(Saved entries)
++++++++++

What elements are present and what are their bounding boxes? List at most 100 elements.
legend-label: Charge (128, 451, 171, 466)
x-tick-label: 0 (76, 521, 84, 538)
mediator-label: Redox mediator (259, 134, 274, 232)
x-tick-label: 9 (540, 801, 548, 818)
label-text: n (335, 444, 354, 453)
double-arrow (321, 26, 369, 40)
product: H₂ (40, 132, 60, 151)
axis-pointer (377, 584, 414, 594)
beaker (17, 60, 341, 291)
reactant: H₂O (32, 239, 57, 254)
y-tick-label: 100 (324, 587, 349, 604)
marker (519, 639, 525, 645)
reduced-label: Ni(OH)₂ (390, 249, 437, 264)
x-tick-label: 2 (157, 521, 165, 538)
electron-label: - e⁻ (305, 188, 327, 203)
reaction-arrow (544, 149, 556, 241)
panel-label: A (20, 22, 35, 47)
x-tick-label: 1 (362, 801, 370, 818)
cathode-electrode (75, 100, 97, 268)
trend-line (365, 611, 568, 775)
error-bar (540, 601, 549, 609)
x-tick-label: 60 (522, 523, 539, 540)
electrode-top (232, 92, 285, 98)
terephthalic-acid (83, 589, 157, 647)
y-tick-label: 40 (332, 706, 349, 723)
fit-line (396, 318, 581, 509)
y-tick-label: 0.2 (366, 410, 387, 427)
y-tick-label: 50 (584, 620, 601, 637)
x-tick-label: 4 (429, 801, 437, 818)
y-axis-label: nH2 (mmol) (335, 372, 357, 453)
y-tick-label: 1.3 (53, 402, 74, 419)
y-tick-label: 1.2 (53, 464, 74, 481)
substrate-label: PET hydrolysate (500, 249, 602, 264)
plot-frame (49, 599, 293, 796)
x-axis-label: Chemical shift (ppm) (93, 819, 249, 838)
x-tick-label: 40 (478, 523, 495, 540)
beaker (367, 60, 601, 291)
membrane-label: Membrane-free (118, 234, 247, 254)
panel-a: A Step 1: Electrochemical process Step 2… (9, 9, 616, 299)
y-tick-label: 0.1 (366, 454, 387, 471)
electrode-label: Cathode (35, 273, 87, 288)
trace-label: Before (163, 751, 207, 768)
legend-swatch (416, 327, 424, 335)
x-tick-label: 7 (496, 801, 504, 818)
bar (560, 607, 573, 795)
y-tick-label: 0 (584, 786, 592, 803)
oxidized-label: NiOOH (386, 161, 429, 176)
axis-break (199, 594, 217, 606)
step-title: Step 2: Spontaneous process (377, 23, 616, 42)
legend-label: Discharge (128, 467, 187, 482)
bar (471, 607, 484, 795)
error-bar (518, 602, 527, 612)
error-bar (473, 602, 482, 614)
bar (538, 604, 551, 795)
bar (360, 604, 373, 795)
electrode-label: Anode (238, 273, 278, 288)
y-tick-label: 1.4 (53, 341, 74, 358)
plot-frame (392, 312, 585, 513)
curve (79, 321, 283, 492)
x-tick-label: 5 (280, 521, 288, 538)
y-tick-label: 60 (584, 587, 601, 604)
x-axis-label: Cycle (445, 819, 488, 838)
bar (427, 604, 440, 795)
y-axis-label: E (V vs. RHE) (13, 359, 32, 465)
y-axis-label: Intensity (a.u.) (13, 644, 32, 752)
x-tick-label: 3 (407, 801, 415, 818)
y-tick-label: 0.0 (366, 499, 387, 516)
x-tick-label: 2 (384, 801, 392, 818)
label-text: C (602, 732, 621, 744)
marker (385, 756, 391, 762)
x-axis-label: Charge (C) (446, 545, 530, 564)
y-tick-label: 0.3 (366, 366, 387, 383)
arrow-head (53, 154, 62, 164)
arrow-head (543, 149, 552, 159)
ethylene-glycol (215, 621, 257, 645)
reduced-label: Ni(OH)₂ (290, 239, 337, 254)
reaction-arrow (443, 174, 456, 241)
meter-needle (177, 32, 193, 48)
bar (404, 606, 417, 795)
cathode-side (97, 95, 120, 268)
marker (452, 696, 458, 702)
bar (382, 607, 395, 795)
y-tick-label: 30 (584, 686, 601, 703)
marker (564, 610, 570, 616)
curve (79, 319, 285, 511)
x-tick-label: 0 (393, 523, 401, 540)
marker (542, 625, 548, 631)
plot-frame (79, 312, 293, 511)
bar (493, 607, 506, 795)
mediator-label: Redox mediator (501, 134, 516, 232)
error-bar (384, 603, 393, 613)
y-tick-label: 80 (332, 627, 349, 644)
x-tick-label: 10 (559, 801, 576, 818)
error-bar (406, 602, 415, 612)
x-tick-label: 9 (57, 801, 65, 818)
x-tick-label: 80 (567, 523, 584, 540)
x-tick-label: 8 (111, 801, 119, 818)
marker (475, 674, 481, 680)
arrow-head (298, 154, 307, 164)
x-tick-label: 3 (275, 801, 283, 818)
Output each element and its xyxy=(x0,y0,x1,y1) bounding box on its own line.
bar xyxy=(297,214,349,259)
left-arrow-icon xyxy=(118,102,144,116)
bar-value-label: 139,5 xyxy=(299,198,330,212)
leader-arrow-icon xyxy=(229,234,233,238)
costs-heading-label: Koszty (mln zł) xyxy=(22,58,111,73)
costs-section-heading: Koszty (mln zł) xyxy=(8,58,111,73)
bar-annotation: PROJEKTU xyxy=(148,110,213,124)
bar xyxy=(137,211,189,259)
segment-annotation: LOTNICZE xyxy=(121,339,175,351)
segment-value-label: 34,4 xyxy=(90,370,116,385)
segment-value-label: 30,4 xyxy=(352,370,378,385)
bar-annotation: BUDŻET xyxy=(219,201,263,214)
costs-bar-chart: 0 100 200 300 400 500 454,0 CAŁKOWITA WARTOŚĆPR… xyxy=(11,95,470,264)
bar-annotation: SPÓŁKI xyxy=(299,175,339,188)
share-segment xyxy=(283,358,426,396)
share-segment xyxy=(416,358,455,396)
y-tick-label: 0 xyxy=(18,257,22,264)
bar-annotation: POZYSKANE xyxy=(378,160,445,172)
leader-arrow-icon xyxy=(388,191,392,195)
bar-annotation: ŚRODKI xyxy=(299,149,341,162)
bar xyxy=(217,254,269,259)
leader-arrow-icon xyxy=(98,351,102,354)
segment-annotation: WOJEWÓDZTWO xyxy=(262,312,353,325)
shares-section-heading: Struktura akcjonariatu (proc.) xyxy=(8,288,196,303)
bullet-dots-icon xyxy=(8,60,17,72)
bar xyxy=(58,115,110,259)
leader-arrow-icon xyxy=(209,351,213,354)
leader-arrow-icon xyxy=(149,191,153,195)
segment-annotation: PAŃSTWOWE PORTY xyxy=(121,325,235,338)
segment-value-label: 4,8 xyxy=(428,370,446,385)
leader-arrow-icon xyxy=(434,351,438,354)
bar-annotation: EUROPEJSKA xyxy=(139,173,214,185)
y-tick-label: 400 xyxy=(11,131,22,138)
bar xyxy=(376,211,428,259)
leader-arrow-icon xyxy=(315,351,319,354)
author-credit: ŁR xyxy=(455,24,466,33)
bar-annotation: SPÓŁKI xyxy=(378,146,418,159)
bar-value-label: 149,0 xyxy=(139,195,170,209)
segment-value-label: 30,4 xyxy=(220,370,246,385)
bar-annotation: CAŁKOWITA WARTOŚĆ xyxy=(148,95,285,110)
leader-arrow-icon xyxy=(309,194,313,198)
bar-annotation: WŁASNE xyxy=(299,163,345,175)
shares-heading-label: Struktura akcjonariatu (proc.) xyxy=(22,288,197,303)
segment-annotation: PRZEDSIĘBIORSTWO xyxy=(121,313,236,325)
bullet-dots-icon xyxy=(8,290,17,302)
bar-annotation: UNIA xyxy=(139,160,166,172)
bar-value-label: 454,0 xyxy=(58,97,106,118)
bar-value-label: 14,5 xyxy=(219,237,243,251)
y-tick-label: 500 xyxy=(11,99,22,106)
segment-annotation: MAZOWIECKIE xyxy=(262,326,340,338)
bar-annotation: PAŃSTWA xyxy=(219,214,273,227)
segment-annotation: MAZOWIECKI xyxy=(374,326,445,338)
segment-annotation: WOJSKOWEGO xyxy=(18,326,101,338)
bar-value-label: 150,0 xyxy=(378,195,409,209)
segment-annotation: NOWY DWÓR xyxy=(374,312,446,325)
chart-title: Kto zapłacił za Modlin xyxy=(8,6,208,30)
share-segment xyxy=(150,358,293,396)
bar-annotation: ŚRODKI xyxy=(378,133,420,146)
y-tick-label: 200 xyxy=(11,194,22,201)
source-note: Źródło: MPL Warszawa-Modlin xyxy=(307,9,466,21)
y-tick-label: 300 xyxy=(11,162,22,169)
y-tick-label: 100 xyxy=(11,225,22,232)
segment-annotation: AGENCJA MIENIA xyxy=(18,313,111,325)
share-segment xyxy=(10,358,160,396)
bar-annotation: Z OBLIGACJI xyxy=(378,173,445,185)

++++++++++

- Exercise directions
Reproduce the lines from the start of the items through the line holding "x-tick-label: 9 (540, 801, 548, 818)", inclusive, swapping "Redox mediator" for "Electron shuttle" and leaving everything else unchanged.

- Final result
What elements are present and what are their bounding boxes? List at most 100 elements.
legend-label: Charge (128, 451, 171, 466)
x-tick-label: 0 (76, 521, 84, 538)
mediator-label: Electron shuttle (259, 134, 274, 232)
x-tick-label: 9 (540, 801, 548, 818)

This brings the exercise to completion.